-- Dataset records start --
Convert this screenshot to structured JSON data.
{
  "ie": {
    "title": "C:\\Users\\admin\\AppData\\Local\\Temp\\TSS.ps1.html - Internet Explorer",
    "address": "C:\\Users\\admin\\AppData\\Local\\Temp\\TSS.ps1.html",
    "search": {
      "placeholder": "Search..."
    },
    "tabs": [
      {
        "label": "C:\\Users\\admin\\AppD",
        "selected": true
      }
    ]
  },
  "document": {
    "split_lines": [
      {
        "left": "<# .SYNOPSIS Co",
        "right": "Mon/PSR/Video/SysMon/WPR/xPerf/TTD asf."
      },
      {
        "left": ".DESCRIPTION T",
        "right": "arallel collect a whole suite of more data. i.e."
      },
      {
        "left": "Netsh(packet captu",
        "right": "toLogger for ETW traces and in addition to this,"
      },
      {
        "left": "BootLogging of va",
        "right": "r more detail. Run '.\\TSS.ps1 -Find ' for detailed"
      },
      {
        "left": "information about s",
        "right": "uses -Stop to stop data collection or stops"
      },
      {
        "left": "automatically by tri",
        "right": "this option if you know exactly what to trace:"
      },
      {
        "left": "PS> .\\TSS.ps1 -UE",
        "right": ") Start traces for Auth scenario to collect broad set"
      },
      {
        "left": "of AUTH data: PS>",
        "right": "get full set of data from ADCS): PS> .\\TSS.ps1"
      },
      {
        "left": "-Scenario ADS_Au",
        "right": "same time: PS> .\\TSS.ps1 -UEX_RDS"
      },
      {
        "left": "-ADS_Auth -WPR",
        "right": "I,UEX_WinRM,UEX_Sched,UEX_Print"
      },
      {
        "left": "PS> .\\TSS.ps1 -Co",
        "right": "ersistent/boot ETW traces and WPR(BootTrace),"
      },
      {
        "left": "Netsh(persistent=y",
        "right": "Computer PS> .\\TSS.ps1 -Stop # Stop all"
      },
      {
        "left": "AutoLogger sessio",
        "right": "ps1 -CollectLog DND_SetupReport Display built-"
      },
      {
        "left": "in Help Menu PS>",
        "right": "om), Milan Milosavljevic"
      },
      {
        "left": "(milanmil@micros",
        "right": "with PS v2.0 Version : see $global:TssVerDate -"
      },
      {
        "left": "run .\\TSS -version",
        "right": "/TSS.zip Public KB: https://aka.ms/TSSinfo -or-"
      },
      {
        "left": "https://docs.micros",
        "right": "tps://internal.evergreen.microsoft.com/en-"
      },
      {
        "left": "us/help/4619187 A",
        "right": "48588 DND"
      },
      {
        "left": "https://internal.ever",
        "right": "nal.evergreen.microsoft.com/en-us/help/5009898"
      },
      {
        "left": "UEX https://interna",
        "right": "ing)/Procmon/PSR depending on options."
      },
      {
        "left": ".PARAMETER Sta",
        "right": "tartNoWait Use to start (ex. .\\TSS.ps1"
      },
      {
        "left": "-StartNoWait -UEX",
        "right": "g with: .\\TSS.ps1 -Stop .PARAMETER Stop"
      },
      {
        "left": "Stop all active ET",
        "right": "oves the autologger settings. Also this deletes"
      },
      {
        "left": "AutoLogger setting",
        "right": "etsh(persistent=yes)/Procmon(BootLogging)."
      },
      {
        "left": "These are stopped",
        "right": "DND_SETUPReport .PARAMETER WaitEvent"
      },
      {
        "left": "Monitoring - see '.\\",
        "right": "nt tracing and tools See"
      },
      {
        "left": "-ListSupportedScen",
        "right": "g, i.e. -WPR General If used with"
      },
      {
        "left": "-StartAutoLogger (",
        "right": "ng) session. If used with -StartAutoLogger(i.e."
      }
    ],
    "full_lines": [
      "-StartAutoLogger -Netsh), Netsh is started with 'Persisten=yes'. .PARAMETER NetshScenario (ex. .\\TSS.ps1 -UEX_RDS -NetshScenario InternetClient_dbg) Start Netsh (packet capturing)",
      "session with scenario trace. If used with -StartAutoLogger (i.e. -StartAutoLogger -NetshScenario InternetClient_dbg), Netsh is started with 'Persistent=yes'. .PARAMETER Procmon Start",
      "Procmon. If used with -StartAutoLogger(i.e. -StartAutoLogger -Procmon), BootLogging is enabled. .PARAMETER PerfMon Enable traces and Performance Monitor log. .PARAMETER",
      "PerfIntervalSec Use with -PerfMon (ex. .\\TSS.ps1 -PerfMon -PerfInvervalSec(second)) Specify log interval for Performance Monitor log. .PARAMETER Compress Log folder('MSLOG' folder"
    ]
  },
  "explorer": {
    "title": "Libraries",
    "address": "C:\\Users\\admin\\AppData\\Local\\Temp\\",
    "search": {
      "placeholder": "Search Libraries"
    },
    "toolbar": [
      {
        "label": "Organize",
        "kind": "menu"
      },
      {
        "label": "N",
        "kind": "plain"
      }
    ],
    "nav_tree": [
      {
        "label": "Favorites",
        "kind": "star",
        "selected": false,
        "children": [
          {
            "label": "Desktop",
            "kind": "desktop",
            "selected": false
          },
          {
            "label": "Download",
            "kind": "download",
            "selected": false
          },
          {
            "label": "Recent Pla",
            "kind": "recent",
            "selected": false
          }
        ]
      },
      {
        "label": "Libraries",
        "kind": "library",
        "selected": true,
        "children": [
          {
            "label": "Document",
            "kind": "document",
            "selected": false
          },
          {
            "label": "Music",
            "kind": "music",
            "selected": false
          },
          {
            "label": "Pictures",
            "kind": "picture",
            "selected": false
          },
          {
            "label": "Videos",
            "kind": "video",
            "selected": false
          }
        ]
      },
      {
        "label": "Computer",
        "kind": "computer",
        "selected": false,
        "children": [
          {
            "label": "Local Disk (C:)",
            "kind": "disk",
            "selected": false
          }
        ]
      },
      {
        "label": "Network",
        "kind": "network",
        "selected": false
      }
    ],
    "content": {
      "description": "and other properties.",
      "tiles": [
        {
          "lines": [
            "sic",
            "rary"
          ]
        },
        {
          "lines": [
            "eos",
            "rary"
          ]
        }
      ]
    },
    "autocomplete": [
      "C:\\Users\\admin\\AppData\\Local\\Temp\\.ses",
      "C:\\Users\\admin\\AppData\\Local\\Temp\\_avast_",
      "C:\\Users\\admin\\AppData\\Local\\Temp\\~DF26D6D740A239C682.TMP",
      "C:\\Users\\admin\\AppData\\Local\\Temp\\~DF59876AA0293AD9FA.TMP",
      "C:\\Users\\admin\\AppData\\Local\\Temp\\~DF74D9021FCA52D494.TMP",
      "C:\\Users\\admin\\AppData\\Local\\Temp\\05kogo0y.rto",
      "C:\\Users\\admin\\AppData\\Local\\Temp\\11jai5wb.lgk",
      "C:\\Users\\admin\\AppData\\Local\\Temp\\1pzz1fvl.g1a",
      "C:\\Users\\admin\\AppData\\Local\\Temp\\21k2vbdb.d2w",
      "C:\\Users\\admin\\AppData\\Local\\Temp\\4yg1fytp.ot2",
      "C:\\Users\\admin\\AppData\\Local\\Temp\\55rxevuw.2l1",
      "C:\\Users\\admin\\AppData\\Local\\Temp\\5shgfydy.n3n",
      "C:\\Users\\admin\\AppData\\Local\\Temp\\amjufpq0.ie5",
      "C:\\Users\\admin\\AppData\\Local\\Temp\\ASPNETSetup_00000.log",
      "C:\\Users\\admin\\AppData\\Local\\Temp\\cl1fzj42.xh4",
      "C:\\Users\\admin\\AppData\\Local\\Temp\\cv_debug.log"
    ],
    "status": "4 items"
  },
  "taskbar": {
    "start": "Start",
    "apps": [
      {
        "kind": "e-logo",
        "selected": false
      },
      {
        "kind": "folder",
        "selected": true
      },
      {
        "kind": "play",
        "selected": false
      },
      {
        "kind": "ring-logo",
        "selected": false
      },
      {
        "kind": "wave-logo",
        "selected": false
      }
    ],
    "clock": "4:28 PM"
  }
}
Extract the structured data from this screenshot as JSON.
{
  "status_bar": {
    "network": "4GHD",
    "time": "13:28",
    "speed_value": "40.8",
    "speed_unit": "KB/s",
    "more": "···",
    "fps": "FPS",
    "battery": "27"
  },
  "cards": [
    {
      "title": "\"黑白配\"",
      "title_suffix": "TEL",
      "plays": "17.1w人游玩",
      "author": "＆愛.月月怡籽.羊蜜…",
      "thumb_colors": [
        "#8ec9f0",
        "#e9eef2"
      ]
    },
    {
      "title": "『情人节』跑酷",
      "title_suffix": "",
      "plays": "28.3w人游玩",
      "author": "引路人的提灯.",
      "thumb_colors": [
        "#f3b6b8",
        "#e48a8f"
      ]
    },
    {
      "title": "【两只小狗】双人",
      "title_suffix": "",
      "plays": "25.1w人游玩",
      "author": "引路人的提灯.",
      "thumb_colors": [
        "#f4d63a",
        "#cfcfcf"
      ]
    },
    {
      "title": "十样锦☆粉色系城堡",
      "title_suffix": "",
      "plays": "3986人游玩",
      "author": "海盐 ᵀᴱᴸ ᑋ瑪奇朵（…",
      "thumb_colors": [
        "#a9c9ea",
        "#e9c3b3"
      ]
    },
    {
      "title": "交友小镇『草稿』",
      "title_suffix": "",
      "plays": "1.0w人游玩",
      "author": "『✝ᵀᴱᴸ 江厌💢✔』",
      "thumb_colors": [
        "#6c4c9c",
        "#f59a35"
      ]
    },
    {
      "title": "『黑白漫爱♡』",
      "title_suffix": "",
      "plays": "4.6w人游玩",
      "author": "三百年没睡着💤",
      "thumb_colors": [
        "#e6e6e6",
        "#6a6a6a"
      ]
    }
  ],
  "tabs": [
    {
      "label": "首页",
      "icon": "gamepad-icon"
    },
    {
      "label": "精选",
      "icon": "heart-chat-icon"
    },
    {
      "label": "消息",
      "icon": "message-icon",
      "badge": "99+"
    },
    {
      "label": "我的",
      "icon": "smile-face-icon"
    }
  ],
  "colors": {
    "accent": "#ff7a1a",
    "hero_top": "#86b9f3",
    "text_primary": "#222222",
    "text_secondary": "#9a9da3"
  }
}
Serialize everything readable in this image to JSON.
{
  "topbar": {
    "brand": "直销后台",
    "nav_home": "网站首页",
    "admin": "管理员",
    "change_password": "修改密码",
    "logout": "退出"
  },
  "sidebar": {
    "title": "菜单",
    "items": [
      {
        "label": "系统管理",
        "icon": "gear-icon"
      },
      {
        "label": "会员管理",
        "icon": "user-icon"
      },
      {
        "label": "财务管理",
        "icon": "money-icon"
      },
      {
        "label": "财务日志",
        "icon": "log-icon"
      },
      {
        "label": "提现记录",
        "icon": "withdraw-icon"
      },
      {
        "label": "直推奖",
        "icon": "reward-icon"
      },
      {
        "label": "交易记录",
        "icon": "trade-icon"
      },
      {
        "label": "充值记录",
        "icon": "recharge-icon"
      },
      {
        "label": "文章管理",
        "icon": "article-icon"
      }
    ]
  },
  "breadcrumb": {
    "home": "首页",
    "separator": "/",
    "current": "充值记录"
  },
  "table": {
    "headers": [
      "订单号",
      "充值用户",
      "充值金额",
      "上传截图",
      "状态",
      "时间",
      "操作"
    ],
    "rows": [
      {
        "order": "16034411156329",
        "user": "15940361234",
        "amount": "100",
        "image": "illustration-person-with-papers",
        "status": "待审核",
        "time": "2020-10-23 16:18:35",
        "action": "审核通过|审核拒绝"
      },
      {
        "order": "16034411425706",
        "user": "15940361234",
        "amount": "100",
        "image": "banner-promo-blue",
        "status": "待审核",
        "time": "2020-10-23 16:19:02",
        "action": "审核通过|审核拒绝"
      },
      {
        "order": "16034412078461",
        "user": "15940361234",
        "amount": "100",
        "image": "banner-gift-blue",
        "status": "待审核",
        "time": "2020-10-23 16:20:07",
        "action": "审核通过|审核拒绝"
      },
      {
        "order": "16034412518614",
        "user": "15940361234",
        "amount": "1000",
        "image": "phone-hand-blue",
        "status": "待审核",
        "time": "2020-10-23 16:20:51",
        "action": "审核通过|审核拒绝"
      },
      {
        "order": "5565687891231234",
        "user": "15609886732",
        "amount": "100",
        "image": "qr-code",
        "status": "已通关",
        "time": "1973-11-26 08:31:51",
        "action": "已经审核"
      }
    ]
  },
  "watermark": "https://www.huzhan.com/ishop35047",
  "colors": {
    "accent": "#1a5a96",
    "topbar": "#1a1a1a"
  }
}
-- Dataset records end --
### Directive:
Go through the entries above and pull out each line with "https" in it.

### Reply to the exercise:
        "right": "/TSS.zip Public KB: https://aka.ms/TSSinfo -or-"
        "left": "https://docs.micros",
        "left": "https://internal.ever",
        "left": "UEX https://interna",
  "watermark": "https://www.huzhan.com/ishop35047",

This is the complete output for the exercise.